Retype each entry below exactly as it stands.
* * * * * * *
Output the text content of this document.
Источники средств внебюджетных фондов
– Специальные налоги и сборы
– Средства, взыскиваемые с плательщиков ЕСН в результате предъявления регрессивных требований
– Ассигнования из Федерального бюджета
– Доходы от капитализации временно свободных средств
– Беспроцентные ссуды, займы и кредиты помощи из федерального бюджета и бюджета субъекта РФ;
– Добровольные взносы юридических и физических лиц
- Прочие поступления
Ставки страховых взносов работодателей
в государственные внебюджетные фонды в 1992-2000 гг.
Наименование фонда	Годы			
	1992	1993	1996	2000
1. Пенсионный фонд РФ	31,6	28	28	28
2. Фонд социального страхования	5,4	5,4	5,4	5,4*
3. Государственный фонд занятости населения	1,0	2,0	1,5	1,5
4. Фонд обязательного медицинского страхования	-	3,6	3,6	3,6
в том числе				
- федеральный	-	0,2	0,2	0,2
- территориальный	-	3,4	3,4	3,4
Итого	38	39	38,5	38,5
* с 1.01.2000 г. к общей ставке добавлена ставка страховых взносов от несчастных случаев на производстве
* * * * * * *
* **Task answer**
Output the text content of this document.
Источники средств внебюджетных фондов
– Специальные налоги и сборы
– Средства, взыскиваемые с плательщиков ЕСН в результате предъявления регрессивных требований
– Ассигнования из Федерального бюджета
– Доходы от капитализации временно свободных средств
– Беспроцентные ссуды, займы и кредиты помощи из федерального бюджета и бюджета субъекта РФ;
– Добровольные взносы юридических и физических лиц
- Прочие поступления
Ставки страховых взносов работодателей
в государственные внебюджетные фонды в 1992-2000 гг.
Наименование фонда	Годы			
	1992	1993	1996	2000
1. Пенсионный фонд РФ	31,6	28	28	28
2. Фонд социального страхования	5,4	5,4	5,4	5,4*
3. Государственный фонд занятости населения	1,0	2,0	1,5	1,5
4. Фонд обязательного медицинского страхования	-	3,6	3,6	3,6
в том числе				
- федеральный	-	0,2	0,2	0,2
- территориальный	-	3,4	3,4	3,4
Итого	38	39	38,5	38,5
* с 1.01.2000 г. к общей ставке добавлена ставка страховых взносов от несчастных случаев на производстве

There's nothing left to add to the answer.